Goal: The records that follow are to be transcribed in full, without their images.
--- START Provided entries ---
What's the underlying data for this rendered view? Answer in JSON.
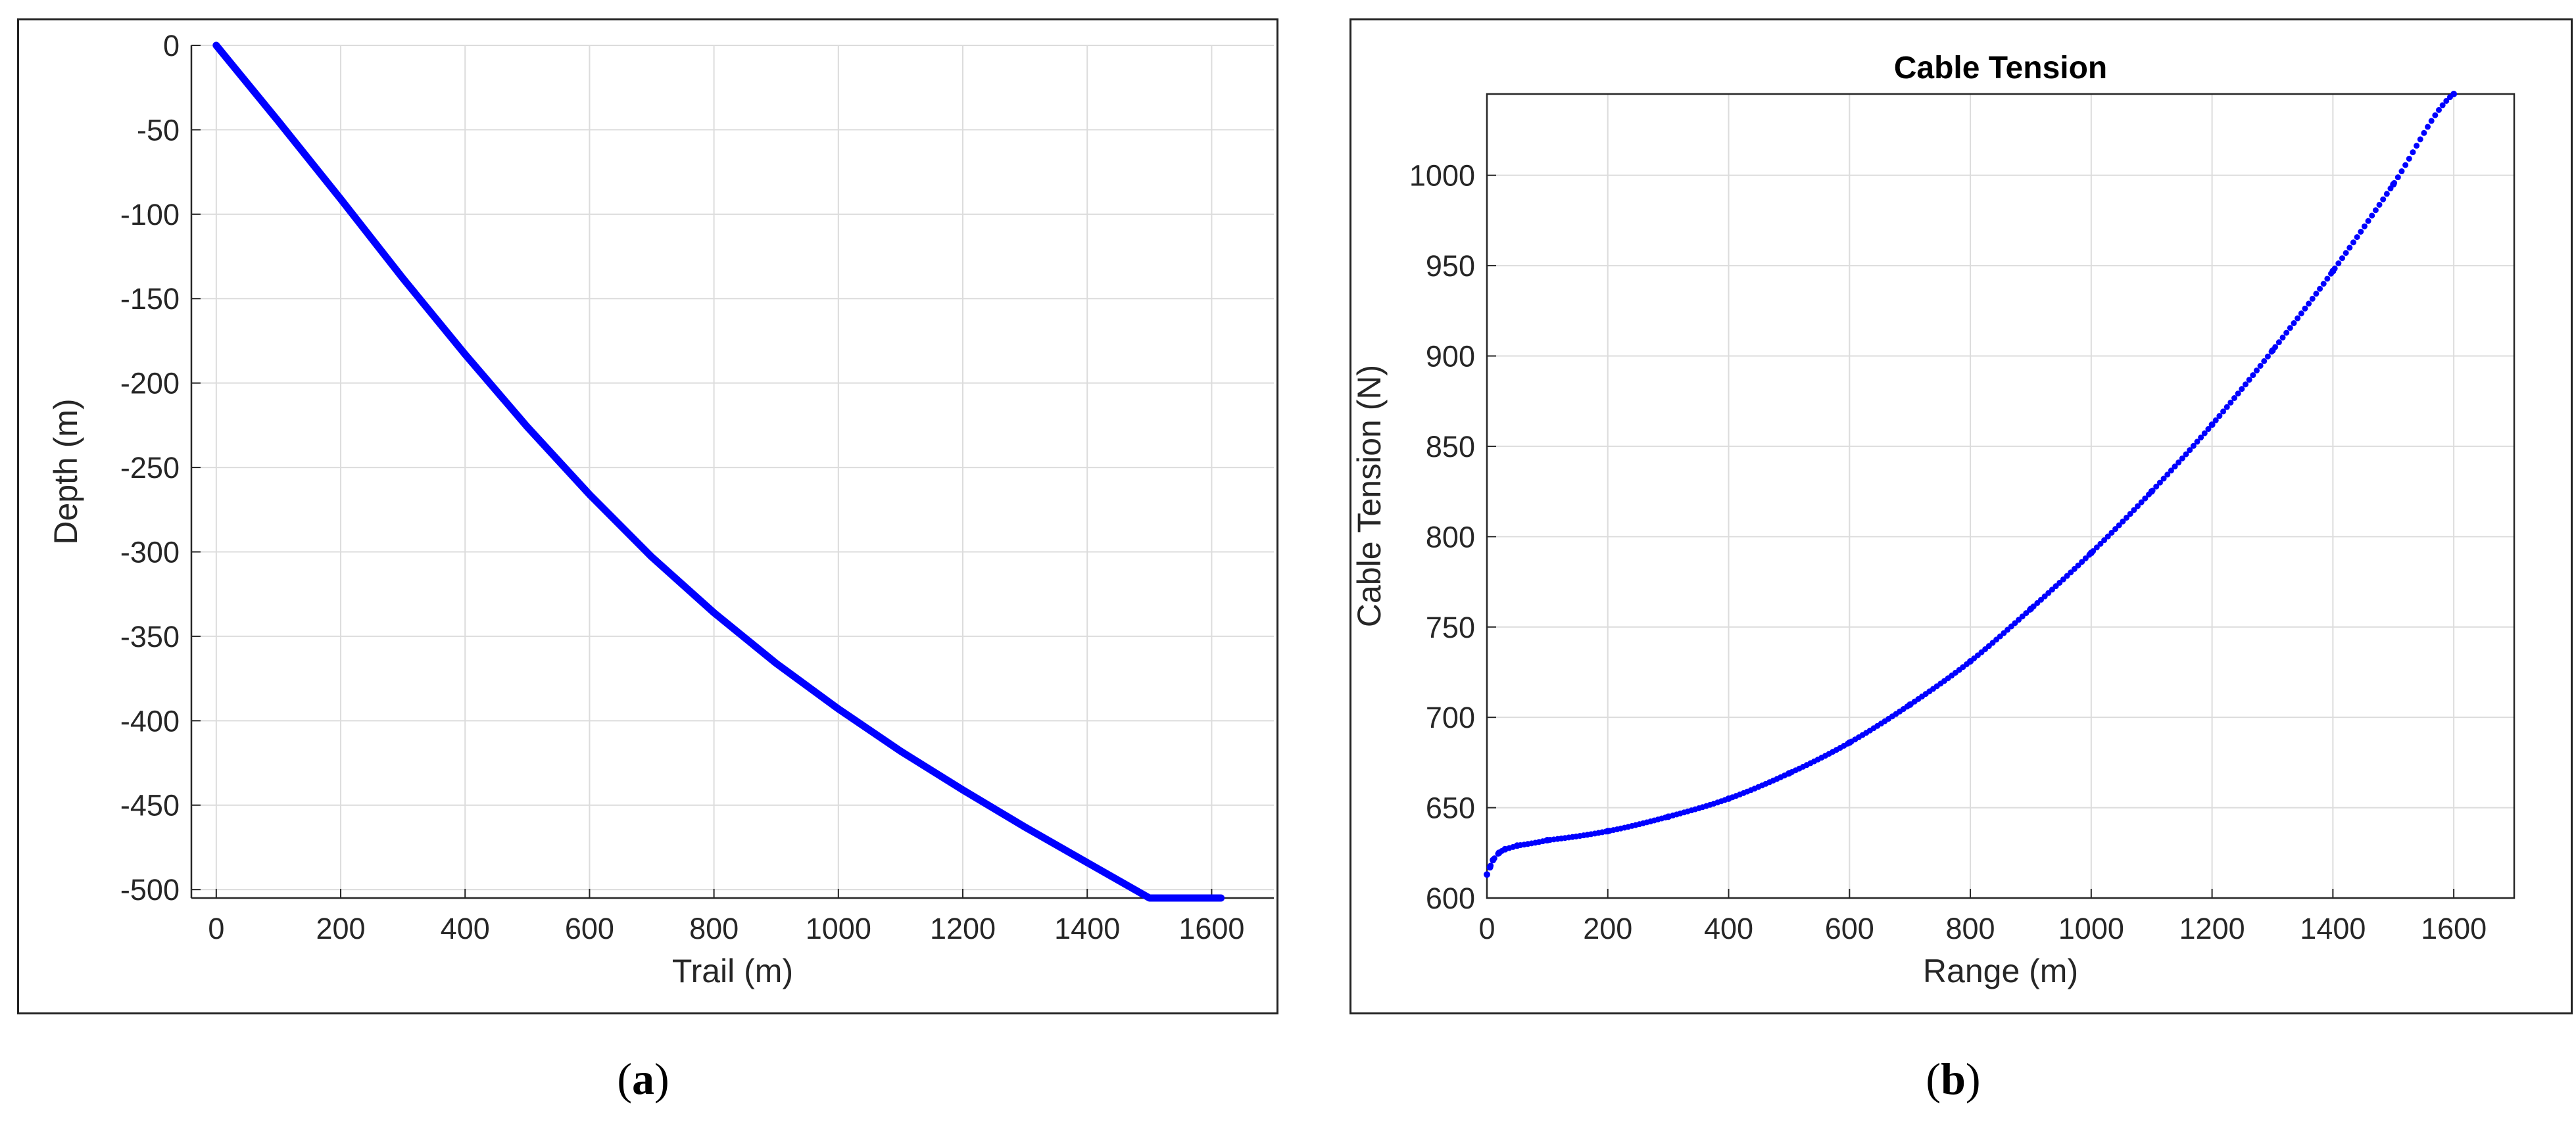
{
  "chart_data": [
    {
      "type": "line",
      "title": "",
      "xlabel": "Trail (m)",
      "ylabel": "Depth (m)",
      "xlim": [
        -40,
        1700
      ],
      "ylim": [
        -505,
        0
      ],
      "xticks": [
        0,
        200,
        400,
        600,
        800,
        1000,
        1200,
        1400,
        1600
      ],
      "yticks": [
        0,
        -50,
        -100,
        -150,
        -200,
        -250,
        -300,
        -350,
        -400,
        -450,
        -500
      ],
      "grid": true,
      "series": [
        {
          "color": "#0000ff",
          "x": [
            0,
            100,
            200,
            300,
            400,
            500,
            600,
            700,
            800,
            900,
            1000,
            1100,
            1200,
            1300,
            1400,
            1500,
            1615
          ],
          "y": [
            0,
            -45,
            -91,
            -138,
            -183,
            -226,
            -266,
            -303,
            -336,
            -366,
            -393,
            -418,
            -441,
            -463,
            -484,
            -505,
            -505
          ]
        }
      ]
    },
    {
      "type": "scatter",
      "title": "Cable Tension",
      "xlabel": "Range (m)",
      "ylabel": "Cable Tension (N)",
      "xlim": [
        0,
        1700
      ],
      "ylim": [
        600,
        1045
      ],
      "xticks": [
        0,
        200,
        400,
        600,
        800,
        1000,
        1200,
        1400,
        1600
      ],
      "yticks": [
        600,
        650,
        700,
        750,
        800,
        850,
        900,
        950,
        1000
      ],
      "grid": true,
      "series": [
        {
          "color": "#0000ff",
          "x": [
            0,
            5,
            10,
            20,
            30,
            50,
            100,
            200,
            300,
            400,
            500,
            600,
            700,
            800,
            900,
            1000,
            1100,
            1200,
            1300,
            1400,
            1500,
            1600
          ],
          "y": [
            613,
            617,
            621,
            625,
            627,
            629,
            632,
            637,
            645,
            655,
            669,
            686,
            707,
            731,
            760,
            791,
            825,
            862,
            903,
            947,
            995,
            1045
          ]
        }
      ]
    }
  ],
  "captions": {
    "a": "a",
    "b": "b"
  }
}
--- END Provided entries ---
Response:
What's the underlying data for this rendered view? Answer in JSON.
{
  "chart_data": [
    {
      "type": "line",
      "title": "",
      "xlabel": "Trail (m)",
      "ylabel": "Depth (m)",
      "xlim": [
        -40,
        1700
      ],
      "ylim": [
        -505,
        0
      ],
      "xticks": [
        0,
        200,
        400,
        600,
        800,
        1000,
        1200,
        1400,
        1600
      ],
      "yticks": [
        0,
        -50,
        -100,
        -150,
        -200,
        -250,
        -300,
        -350,
        -400,
        -450,
        -500
      ],
      "grid": true,
      "series": [
        {
          "color": "#0000ff",
          "x": [
            0,
            100,
            200,
            300,
            400,
            500,
            600,
            700,
            800,
            900,
            1000,
            1100,
            1200,
            1300,
            1400,
            1500,
            1615
          ],
          "y": [
            0,
            -45,
            -91,
            -138,
            -183,
            -226,
            -266,
            -303,
            -336,
            -366,
            -393,
            -418,
            -441,
            -463,
            -484,
            -505,
            -505
          ]
        }
      ]
    },
    {
      "type": "scatter",
      "title": "Cable Tension",
      "xlabel": "Range (m)",
      "ylabel": "Cable Tension (N)",
      "xlim": [
        0,
        1700
      ],
      "ylim": [
        600,
        1045
      ],
      "xticks": [
        0,
        200,
        400,
        600,
        800,
        1000,
        1200,
        1400,
        1600
      ],
      "yticks": [
        600,
        650,
        700,
        750,
        800,
        850,
        900,
        950,
        1000
      ],
      "grid": true,
      "series": [
        {
          "color": "#0000ff",
          "x": [
            0,
            5,
            10,
            20,
            30,
            50,
            100,
            200,
            300,
            400,
            500,
            600,
            700,
            800,
            900,
            1000,
            1100,
            1200,
            1300,
            1400,
            1500,
            1600
          ],
          "y": [
            613,
            617,
            621,
            625,
            627,
            629,
            632,
            637,
            645,
            655,
            669,
            686,
            707,
            731,
            760,
            791,
            825,
            862,
            903,
            947,
            995,
            1045
          ]
        }
      ]
    }
  ],
  "captions": {
    "a": "a",
    "b": "b"
  }
}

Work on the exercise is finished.